→ Exercise directions
Return every entry exactly as written.

========================================================================

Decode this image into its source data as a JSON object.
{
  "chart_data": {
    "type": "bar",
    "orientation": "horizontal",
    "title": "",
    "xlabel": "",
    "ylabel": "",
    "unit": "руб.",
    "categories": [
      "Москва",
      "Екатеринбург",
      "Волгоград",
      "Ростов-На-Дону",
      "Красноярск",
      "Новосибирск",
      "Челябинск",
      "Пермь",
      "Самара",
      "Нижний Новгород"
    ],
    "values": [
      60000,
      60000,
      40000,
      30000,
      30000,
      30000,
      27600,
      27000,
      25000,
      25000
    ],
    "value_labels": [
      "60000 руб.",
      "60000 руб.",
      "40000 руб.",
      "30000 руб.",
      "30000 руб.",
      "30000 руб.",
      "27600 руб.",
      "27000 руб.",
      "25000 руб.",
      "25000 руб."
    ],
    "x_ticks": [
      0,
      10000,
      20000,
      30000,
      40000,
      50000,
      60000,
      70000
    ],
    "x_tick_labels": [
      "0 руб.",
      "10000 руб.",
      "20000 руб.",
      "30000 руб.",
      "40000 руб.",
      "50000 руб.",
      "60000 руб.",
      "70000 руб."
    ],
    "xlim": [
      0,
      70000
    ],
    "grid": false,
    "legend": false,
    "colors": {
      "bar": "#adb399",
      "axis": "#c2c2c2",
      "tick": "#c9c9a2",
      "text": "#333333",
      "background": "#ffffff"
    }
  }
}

========================================================================

→ Solution to this task
Decode this image into its source data as a JSON object.
{
  "chart_data": {
    "type": "bar",
    "orientation": "horizontal",
    "title": "",
    "xlabel": "",
    "ylabel": "",
    "unit": "руб.",
    "categories": [
      "Москва",
      "Екатеринбург",
      "Волгоград",
      "Ростов-На-Дону",
      "Красноярск",
      "Новосибирск",
      "Челябинск",
      "Пермь",
      "Самара",
      "Нижний Новгород"
    ],
    "values": [
      60000,
      60000,
      40000,
      30000,
      30000,
      30000,
      27600,
      27000,
      25000,
      25000
    ],
    "value_labels": [
      "60000 руб.",
      "60000 руб.",
      "40000 руб.",
      "30000 руб.",
      "30000 руб.",
      "30000 руб.",
      "27600 руб.",
      "27000 руб.",
      "25000 руб.",
      "25000 руб."
    ],
    "x_ticks": [
      0,
      10000,
      20000,
      30000,
      40000,
      50000,
      60000,
      70000
    ],
    "x_tick_labels": [
      "0 руб.",
      "10000 руб.",
      "20000 руб.",
      "30000 руб.",
      "40000 руб.",
      "50000 руб.",
      "60000 руб.",
      "70000 руб."
    ],
    "xlim": [
      0,
      70000
    ],
    "grid": false,
    "legend": false,
    "colors": {
      "bar": "#adb399",
      "axis": "#c2c2c2",
      "tick": "#c9c9a2",
      "text": "#333333",
      "background": "#ffffff"
    }
  }
}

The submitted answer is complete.